**Goal:** Reproduce the records line for line, beginning with the first line and going on through the line with "prepared-by-name: Ernie Roloff: [570, 2225, 711, 2247]", both included.

[Items listed in a dataset]
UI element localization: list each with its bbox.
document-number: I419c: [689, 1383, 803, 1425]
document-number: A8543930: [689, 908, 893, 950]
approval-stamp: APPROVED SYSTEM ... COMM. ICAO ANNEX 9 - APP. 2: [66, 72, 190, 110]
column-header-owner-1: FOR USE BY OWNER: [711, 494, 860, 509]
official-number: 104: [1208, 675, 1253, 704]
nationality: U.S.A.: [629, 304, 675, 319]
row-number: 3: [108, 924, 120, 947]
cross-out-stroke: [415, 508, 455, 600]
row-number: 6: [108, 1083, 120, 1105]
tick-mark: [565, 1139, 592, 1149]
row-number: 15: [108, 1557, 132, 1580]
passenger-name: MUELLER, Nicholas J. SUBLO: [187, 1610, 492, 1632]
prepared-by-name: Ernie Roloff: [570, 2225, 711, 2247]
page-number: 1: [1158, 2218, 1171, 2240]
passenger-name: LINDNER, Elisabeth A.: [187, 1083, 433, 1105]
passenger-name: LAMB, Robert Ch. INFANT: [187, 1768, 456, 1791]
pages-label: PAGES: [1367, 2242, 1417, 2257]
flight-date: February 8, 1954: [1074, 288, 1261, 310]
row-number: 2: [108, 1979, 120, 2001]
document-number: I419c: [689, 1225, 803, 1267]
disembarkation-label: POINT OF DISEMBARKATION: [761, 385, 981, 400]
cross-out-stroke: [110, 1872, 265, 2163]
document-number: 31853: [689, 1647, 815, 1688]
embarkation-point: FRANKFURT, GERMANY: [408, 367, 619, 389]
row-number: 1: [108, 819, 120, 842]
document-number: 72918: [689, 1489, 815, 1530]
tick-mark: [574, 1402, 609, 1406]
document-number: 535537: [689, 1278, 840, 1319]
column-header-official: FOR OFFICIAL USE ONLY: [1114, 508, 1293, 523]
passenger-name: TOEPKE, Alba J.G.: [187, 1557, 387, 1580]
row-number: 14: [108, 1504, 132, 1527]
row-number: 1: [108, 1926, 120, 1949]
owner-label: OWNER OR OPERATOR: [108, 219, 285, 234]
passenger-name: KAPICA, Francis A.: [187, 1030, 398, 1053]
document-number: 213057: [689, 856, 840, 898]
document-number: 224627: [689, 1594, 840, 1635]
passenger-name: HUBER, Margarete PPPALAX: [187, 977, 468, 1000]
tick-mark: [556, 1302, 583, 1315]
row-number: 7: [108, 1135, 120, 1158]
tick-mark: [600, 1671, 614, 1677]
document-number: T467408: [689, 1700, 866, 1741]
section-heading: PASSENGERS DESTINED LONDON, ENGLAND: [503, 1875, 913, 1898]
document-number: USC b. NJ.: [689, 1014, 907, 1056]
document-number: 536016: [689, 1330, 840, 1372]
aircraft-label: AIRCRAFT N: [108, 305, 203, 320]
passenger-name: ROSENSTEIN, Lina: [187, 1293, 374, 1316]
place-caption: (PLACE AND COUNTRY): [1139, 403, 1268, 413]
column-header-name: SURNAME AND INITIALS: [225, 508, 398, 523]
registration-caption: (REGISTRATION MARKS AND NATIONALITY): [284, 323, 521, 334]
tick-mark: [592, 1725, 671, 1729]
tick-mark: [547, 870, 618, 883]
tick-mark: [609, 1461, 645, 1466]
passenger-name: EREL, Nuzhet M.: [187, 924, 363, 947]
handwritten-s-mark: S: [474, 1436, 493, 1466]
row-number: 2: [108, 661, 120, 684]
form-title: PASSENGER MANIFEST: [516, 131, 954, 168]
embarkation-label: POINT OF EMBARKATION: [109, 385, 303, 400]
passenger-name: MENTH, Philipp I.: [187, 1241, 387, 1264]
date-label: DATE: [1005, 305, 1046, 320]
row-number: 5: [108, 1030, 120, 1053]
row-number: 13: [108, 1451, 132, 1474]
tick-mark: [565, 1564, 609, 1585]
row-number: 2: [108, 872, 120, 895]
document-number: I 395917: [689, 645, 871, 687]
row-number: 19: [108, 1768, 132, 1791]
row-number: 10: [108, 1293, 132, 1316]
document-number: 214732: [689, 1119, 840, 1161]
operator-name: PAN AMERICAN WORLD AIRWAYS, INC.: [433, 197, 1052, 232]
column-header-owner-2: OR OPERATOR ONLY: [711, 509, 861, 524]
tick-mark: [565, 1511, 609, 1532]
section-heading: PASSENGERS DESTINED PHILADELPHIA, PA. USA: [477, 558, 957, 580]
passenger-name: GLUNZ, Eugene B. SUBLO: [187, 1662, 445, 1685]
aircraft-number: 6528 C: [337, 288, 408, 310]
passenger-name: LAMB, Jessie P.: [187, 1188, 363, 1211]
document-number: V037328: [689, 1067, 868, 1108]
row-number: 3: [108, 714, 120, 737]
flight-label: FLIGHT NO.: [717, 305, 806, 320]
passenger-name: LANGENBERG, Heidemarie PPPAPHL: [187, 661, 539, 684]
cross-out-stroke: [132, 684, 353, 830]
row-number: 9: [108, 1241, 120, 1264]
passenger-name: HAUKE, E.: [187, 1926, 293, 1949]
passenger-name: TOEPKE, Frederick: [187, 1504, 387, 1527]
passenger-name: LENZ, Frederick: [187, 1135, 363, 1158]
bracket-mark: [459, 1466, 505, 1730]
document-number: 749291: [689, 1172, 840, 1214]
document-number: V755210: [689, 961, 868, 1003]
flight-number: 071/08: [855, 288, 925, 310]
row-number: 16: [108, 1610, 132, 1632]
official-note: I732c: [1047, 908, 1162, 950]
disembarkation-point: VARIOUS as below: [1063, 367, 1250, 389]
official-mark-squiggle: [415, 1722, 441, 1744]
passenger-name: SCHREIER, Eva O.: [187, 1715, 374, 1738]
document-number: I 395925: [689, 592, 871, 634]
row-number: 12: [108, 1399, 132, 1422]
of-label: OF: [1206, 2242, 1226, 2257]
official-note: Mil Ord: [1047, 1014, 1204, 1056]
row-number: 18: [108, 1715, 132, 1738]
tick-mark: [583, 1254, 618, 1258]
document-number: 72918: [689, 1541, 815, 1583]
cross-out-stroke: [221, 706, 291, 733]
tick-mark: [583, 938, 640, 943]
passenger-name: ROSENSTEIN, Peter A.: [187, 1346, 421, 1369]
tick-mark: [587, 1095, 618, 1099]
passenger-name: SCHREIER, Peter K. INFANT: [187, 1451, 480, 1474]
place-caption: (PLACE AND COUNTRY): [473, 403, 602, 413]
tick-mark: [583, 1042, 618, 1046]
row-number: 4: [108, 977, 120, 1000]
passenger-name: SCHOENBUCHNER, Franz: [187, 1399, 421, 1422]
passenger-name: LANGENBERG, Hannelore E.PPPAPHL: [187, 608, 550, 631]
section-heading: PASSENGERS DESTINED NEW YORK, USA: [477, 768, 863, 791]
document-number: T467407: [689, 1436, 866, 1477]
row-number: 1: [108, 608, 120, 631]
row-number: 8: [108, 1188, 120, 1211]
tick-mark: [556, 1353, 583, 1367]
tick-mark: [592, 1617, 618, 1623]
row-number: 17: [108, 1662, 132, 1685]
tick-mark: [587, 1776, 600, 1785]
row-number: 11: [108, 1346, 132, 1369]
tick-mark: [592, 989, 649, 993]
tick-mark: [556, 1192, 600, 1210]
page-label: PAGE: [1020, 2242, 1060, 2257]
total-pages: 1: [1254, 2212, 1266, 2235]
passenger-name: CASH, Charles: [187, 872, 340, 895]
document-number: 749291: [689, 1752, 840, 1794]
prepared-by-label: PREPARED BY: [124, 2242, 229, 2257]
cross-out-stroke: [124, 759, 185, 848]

**Output:**
UI element localization: list each with its bbox.
document-number: I419c: [689, 1383, 803, 1425]
document-number: A8543930: [689, 908, 893, 950]
approval-stamp: APPROVED SYSTEM ... COMM. ICAO ANNEX 9 - APP. 2: [66, 72, 190, 110]
column-header-owner-1: FOR USE BY OWNER: [711, 494, 860, 509]
official-number: 104: [1208, 675, 1253, 704]
nationality: U.S.A.: [629, 304, 675, 319]
row-number: 3: [108, 924, 120, 947]
cross-out-stroke: [415, 508, 455, 600]
row-number: 6: [108, 1083, 120, 1105]
tick-mark: [565, 1139, 592, 1149]
row-number: 15: [108, 1557, 132, 1580]
passenger-name: MUELLER, Nicholas J. SUBLO: [187, 1610, 492, 1632]
prepared-by-name: Ernie Roloff: [570, 2225, 711, 2247]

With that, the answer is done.